Rows from a dataset
□ □ □ □
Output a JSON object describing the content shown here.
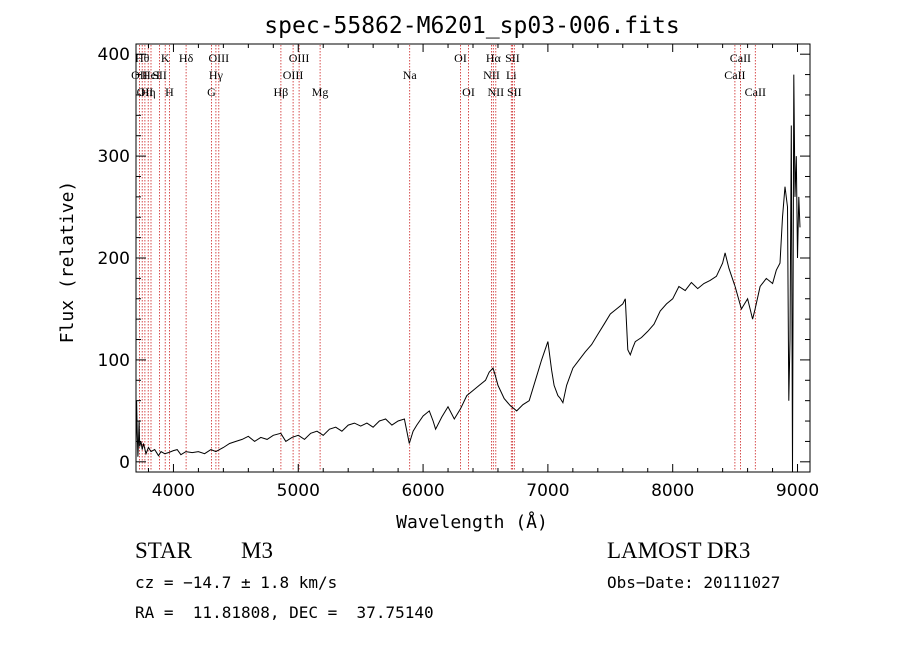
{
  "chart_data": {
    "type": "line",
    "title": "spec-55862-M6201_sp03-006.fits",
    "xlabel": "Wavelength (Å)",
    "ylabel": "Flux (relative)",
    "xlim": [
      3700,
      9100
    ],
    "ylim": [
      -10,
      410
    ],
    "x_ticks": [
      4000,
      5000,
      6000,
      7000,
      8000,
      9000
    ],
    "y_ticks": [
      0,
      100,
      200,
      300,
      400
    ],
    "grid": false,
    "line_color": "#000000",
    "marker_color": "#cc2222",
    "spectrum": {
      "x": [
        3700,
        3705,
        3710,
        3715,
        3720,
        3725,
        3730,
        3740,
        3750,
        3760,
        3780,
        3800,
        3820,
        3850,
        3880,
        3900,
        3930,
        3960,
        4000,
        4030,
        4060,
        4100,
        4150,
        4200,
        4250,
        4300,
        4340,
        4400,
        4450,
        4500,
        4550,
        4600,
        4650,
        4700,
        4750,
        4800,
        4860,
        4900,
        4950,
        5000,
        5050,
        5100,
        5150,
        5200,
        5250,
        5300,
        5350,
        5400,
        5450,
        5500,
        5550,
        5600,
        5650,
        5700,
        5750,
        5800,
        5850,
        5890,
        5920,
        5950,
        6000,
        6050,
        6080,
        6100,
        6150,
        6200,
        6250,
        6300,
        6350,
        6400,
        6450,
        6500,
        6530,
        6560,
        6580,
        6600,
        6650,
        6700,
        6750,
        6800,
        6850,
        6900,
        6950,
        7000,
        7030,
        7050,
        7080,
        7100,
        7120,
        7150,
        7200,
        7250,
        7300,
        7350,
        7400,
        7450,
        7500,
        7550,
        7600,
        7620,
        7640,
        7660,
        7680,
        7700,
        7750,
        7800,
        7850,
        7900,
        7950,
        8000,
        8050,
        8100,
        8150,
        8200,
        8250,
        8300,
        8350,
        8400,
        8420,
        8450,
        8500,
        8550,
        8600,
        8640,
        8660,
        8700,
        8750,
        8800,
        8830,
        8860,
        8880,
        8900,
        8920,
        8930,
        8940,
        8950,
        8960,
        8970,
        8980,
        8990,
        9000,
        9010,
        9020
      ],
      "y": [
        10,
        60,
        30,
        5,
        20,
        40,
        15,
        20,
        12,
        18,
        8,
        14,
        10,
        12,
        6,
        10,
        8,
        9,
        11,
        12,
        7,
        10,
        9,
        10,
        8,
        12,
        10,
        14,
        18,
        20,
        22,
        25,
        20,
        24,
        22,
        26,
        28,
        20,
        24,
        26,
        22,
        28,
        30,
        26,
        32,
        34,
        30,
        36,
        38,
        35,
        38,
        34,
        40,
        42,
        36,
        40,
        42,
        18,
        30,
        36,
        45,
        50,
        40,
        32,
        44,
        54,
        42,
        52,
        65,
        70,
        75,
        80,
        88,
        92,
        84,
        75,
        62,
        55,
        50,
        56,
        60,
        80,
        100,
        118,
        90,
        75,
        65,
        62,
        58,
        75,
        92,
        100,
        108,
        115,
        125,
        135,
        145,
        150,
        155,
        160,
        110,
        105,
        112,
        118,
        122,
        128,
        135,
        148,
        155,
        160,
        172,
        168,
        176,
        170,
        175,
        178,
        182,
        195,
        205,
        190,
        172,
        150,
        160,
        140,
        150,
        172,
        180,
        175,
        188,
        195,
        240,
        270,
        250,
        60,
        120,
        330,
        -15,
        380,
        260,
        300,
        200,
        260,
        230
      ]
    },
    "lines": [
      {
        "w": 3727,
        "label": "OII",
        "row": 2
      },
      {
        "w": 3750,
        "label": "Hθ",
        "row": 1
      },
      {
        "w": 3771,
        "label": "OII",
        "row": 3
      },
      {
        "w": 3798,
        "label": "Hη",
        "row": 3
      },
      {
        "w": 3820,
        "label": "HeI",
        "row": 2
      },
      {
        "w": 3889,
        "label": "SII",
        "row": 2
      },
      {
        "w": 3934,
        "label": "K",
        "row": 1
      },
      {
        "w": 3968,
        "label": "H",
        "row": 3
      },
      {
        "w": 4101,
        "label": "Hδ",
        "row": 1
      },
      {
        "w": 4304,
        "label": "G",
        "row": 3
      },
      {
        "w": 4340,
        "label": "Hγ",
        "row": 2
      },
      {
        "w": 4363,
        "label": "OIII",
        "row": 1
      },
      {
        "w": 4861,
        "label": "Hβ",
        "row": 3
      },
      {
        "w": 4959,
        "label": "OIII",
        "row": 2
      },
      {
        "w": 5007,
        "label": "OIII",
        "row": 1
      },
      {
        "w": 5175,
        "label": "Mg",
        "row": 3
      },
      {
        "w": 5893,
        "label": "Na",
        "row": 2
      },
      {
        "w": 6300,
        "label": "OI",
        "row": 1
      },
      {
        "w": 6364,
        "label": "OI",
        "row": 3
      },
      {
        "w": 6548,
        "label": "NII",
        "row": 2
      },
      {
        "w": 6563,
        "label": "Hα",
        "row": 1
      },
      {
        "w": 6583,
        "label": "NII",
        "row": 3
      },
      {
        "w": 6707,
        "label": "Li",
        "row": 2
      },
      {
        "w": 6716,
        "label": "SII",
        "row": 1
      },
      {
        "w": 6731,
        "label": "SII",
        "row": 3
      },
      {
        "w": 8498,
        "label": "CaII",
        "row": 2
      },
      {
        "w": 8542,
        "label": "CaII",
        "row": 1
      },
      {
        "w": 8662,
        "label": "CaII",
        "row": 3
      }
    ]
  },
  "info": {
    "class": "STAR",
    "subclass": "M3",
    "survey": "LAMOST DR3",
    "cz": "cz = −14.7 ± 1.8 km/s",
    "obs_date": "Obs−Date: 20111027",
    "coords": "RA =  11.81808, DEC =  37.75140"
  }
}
□ □ □ □
Copy each line above precisely, dropping the pictures.

Output a JSON object describing the content shown here.
{
  "chart_data": {
    "type": "line",
    "title": "spec-55862-M6201_sp03-006.fits",
    "xlabel": "Wavelength (Å)",
    "ylabel": "Flux (relative)",
    "xlim": [
      3700,
      9100
    ],
    "ylim": [
      -10,
      410
    ],
    "x_ticks": [
      4000,
      5000,
      6000,
      7000,
      8000,
      9000
    ],
    "y_ticks": [
      0,
      100,
      200,
      300,
      400
    ],
    "grid": false,
    "line_color": "#000000",
    "marker_color": "#cc2222",
    "spectrum": {
      "x": [
        3700,
        3705,
        3710,
        3715,
        3720,
        3725,
        3730,
        3740,
        3750,
        3760,
        3780,
        3800,
        3820,
        3850,
        3880,
        3900,
        3930,
        3960,
        4000,
        4030,
        4060,
        4100,
        4150,
        4200,
        4250,
        4300,
        4340,
        4400,
        4450,
        4500,
        4550,
        4600,
        4650,
        4700,
        4750,
        4800,
        4860,
        4900,
        4950,
        5000,
        5050,
        5100,
        5150,
        5200,
        5250,
        5300,
        5350,
        5400,
        5450,
        5500,
        5550,
        5600,
        5650,
        5700,
        5750,
        5800,
        5850,
        5890,
        5920,
        5950,
        6000,
        6050,
        6080,
        6100,
        6150,
        6200,
        6250,
        6300,
        6350,
        6400,
        6450,
        6500,
        6530,
        6560,
        6580,
        6600,
        6650,
        6700,
        6750,
        6800,
        6850,
        6900,
        6950,
        7000,
        7030,
        7050,
        7080,
        7100,
        7120,
        7150,
        7200,
        7250,
        7300,
        7350,
        7400,
        7450,
        7500,
        7550,
        7600,
        7620,
        7640,
        7660,
        7680,
        7700,
        7750,
        7800,
        7850,
        7900,
        7950,
        8000,
        8050,
        8100,
        8150,
        8200,
        8250,
        8300,
        8350,
        8400,
        8420,
        8450,
        8500,
        8550,
        8600,
        8640,
        8660,
        8700,
        8750,
        8800,
        8830,
        8860,
        8880,
        8900,
        8920,
        8930,
        8940,
        8950,
        8960,
        8970,
        8980,
        8990,
        9000,
        9010,
        9020
      ],
      "y": [
        10,
        60,
        30,
        5,
        20,
        40,
        15,
        20,
        12,
        18,
        8,
        14,
        10,
        12,
        6,
        10,
        8,
        9,
        11,
        12,
        7,
        10,
        9,
        10,
        8,
        12,
        10,
        14,
        18,
        20,
        22,
        25,
        20,
        24,
        22,
        26,
        28,
        20,
        24,
        26,
        22,
        28,
        30,
        26,
        32,
        34,
        30,
        36,
        38,
        35,
        38,
        34,
        40,
        42,
        36,
        40,
        42,
        18,
        30,
        36,
        45,
        50,
        40,
        32,
        44,
        54,
        42,
        52,
        65,
        70,
        75,
        80,
        88,
        92,
        84,
        75,
        62,
        55,
        50,
        56,
        60,
        80,
        100,
        118,
        90,
        75,
        65,
        62,
        58,
        75,
        92,
        100,
        108,
        115,
        125,
        135,
        145,
        150,
        155,
        160,
        110,
        105,
        112,
        118,
        122,
        128,
        135,
        148,
        155,
        160,
        172,
        168,
        176,
        170,
        175,
        178,
        182,
        195,
        205,
        190,
        172,
        150,
        160,
        140,
        150,
        172,
        180,
        175,
        188,
        195,
        240,
        270,
        250,
        60,
        120,
        330,
        -15,
        380,
        260,
        300,
        200,
        260,
        230
      ]
    },
    "lines": [
      {
        "w": 3727,
        "label": "OII",
        "row": 2
      },
      {
        "w": 3750,
        "label": "Hθ",
        "row": 1
      },
      {
        "w": 3771,
        "label": "OII",
        "row": 3
      },
      {
        "w": 3798,
        "label": "Hη",
        "row": 3
      },
      {
        "w": 3820,
        "label": "HeI",
        "row": 2
      },
      {
        "w": 3889,
        "label": "SII",
        "row": 2
      },
      {
        "w": 3934,
        "label": "K",
        "row": 1
      },
      {
        "w": 3968,
        "label": "H",
        "row": 3
      },
      {
        "w": 4101,
        "label": "Hδ",
        "row": 1
      },
      {
        "w": 4304,
        "label": "G",
        "row": 3
      },
      {
        "w": 4340,
        "label": "Hγ",
        "row": 2
      },
      {
        "w": 4363,
        "label": "OIII",
        "row": 1
      },
      {
        "w": 4861,
        "label": "Hβ",
        "row": 3
      },
      {
        "w": 4959,
        "label": "OIII",
        "row": 2
      },
      {
        "w": 5007,
        "label": "OIII",
        "row": 1
      },
      {
        "w": 5175,
        "label": "Mg",
        "row": 3
      },
      {
        "w": 5893,
        "label": "Na",
        "row": 2
      },
      {
        "w": 6300,
        "label": "OI",
        "row": 1
      },
      {
        "w": 6364,
        "label": "OI",
        "row": 3
      },
      {
        "w": 6548,
        "label": "NII",
        "row": 2
      },
      {
        "w": 6563,
        "label": "Hα",
        "row": 1
      },
      {
        "w": 6583,
        "label": "NII",
        "row": 3
      },
      {
        "w": 6707,
        "label": "Li",
        "row": 2
      },
      {
        "w": 6716,
        "label": "SII",
        "row": 1
      },
      {
        "w": 6731,
        "label": "SII",
        "row": 3
      },
      {
        "w": 8498,
        "label": "CaII",
        "row": 2
      },
      {
        "w": 8542,
        "label": "CaII",
        "row": 1
      },
      {
        "w": 8662,
        "label": "CaII",
        "row": 3
      }
    ]
  },
  "info": {
    "class": "STAR",
    "subclass": "M3",
    "survey": "LAMOST DR3",
    "cz": "cz = −14.7 ± 1.8 km/s",
    "obs_date": "Obs−Date: 20111027",
    "coords": "RA =  11.81808, DEC =  37.75140"
  }
}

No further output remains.